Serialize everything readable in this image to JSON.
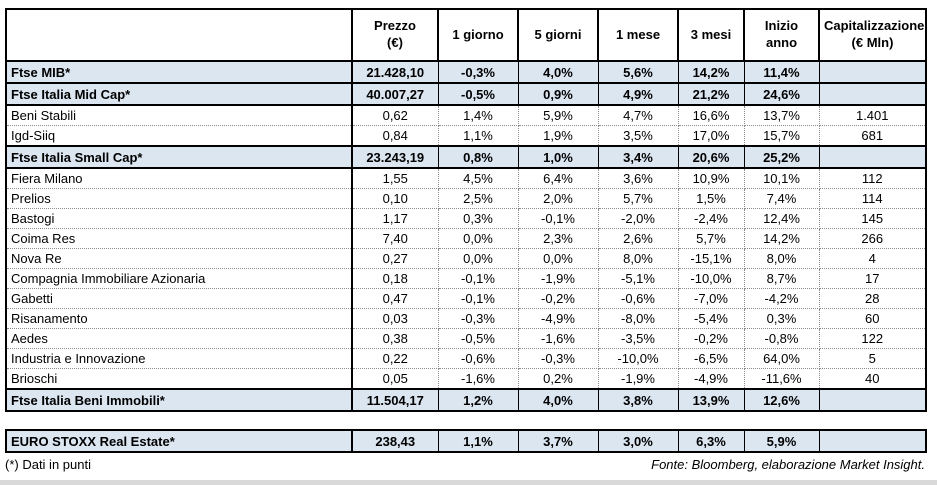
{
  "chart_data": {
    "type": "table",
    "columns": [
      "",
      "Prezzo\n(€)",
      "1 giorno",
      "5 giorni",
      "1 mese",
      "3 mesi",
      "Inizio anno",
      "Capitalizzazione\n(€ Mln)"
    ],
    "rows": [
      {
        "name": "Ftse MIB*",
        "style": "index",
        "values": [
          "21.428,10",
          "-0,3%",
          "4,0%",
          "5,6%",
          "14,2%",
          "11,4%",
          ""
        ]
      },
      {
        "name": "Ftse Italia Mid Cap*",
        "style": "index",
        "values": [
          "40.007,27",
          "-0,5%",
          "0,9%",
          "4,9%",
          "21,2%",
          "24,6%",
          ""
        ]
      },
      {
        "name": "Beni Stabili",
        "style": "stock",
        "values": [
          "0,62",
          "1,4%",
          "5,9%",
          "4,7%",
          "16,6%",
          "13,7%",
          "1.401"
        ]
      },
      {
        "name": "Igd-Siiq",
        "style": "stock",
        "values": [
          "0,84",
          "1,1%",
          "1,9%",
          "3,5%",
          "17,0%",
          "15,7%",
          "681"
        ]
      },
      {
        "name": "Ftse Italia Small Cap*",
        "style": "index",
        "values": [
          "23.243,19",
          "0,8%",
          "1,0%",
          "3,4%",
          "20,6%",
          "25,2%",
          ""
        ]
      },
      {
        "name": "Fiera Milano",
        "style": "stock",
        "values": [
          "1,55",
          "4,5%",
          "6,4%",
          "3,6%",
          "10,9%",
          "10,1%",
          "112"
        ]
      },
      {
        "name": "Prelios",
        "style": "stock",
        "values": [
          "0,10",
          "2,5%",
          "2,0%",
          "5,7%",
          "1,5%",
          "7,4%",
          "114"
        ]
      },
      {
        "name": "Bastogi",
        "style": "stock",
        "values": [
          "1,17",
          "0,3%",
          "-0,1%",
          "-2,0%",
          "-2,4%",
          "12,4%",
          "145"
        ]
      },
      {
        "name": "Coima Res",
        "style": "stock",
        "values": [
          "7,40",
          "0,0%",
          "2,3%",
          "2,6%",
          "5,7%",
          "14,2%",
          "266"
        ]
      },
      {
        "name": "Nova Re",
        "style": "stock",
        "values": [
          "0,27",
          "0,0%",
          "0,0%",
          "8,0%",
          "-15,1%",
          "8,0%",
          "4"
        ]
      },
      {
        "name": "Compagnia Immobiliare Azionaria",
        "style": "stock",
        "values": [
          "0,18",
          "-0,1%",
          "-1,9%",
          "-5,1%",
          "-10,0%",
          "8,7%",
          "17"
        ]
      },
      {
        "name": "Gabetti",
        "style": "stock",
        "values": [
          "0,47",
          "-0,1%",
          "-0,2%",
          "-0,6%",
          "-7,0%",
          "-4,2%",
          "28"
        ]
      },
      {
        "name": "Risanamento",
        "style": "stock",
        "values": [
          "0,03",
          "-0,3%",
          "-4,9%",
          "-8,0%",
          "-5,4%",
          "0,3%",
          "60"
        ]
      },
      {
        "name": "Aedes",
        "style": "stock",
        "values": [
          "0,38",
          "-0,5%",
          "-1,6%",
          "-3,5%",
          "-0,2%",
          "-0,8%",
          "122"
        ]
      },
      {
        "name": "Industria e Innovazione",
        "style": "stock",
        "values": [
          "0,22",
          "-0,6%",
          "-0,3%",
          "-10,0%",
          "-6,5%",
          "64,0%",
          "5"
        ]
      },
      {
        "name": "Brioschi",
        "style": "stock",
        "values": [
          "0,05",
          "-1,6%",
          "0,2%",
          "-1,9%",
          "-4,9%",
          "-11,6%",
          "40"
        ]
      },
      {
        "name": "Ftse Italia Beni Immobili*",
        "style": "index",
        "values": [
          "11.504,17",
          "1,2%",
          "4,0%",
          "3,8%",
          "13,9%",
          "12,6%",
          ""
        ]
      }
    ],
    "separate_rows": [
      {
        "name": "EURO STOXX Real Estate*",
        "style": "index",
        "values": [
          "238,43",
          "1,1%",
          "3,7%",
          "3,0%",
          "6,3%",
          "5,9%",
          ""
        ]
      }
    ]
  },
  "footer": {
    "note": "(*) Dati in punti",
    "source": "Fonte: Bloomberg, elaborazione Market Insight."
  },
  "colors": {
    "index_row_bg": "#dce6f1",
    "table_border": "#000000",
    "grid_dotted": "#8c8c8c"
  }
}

=====

» **THE PROBLEM**: Repeat the material above in full and unchanged, minus its images.

» **RESULT OF THE TASK**:
Serialize everything readable in this image to JSON.
{
  "chart_data": {
    "type": "table",
    "columns": [
      "",
      "Prezzo\n(€)",
      "1 giorno",
      "5 giorni",
      "1 mese",
      "3 mesi",
      "Inizio anno",
      "Capitalizzazione\n(€ Mln)"
    ],
    "rows": [
      {
        "name": "Ftse MIB*",
        "style": "index",
        "values": [
          "21.428,10",
          "-0,3%",
          "4,0%",
          "5,6%",
          "14,2%",
          "11,4%",
          ""
        ]
      },
      {
        "name": "Ftse Italia Mid Cap*",
        "style": "index",
        "values": [
          "40.007,27",
          "-0,5%",
          "0,9%",
          "4,9%",
          "21,2%",
          "24,6%",
          ""
        ]
      },
      {
        "name": "Beni Stabili",
        "style": "stock",
        "values": [
          "0,62",
          "1,4%",
          "5,9%",
          "4,7%",
          "16,6%",
          "13,7%",
          "1.401"
        ]
      },
      {
        "name": "Igd-Siiq",
        "style": "stock",
        "values": [
          "0,84",
          "1,1%",
          "1,9%",
          "3,5%",
          "17,0%",
          "15,7%",
          "681"
        ]
      },
      {
        "name": "Ftse Italia Small Cap*",
        "style": "index",
        "values": [
          "23.243,19",
          "0,8%",
          "1,0%",
          "3,4%",
          "20,6%",
          "25,2%",
          ""
        ]
      },
      {
        "name": "Fiera Milano",
        "style": "stock",
        "values": [
          "1,55",
          "4,5%",
          "6,4%",
          "3,6%",
          "10,9%",
          "10,1%",
          "112"
        ]
      },
      {
        "name": "Prelios",
        "style": "stock",
        "values": [
          "0,10",
          "2,5%",
          "2,0%",
          "5,7%",
          "1,5%",
          "7,4%",
          "114"
        ]
      },
      {
        "name": "Bastogi",
        "style": "stock",
        "values": [
          "1,17",
          "0,3%",
          "-0,1%",
          "-2,0%",
          "-2,4%",
          "12,4%",
          "145"
        ]
      },
      {
        "name": "Coima Res",
        "style": "stock",
        "values": [
          "7,40",
          "0,0%",
          "2,3%",
          "2,6%",
          "5,7%",
          "14,2%",
          "266"
        ]
      },
      {
        "name": "Nova Re",
        "style": "stock",
        "values": [
          "0,27",
          "0,0%",
          "0,0%",
          "8,0%",
          "-15,1%",
          "8,0%",
          "4"
        ]
      },
      {
        "name": "Compagnia Immobiliare Azionaria",
        "style": "stock",
        "values": [
          "0,18",
          "-0,1%",
          "-1,9%",
          "-5,1%",
          "-10,0%",
          "8,7%",
          "17"
        ]
      },
      {
        "name": "Gabetti",
        "style": "stock",
        "values": [
          "0,47",
          "-0,1%",
          "-0,2%",
          "-0,6%",
          "-7,0%",
          "-4,2%",
          "28"
        ]
      },
      {
        "name": "Risanamento",
        "style": "stock",
        "values": [
          "0,03",
          "-0,3%",
          "-4,9%",
          "-8,0%",
          "-5,4%",
          "0,3%",
          "60"
        ]
      },
      {
        "name": "Aedes",
        "style": "stock",
        "values": [
          "0,38",
          "-0,5%",
          "-1,6%",
          "-3,5%",
          "-0,2%",
          "-0,8%",
          "122"
        ]
      },
      {
        "name": "Industria e Innovazione",
        "style": "stock",
        "values": [
          "0,22",
          "-0,6%",
          "-0,3%",
          "-10,0%",
          "-6,5%",
          "64,0%",
          "5"
        ]
      },
      {
        "name": "Brioschi",
        "style": "stock",
        "values": [
          "0,05",
          "-1,6%",
          "0,2%",
          "-1,9%",
          "-4,9%",
          "-11,6%",
          "40"
        ]
      },
      {
        "name": "Ftse Italia Beni Immobili*",
        "style": "index",
        "values": [
          "11.504,17",
          "1,2%",
          "4,0%",
          "3,8%",
          "13,9%",
          "12,6%",
          ""
        ]
      }
    ],
    "separate_rows": [
      {
        "name": "EURO STOXX Real Estate*",
        "style": "index",
        "values": [
          "238,43",
          "1,1%",
          "3,7%",
          "3,0%",
          "6,3%",
          "5,9%",
          ""
        ]
      }
    ]
  },
  "footer": {
    "note": "(*) Dati in punti",
    "source": "Fonte: Bloomberg, elaborazione Market Insight."
  },
  "colors": {
    "index_row_bg": "#dce6f1",
    "table_border": "#000000",
    "grid_dotted": "#8c8c8c"
  }
}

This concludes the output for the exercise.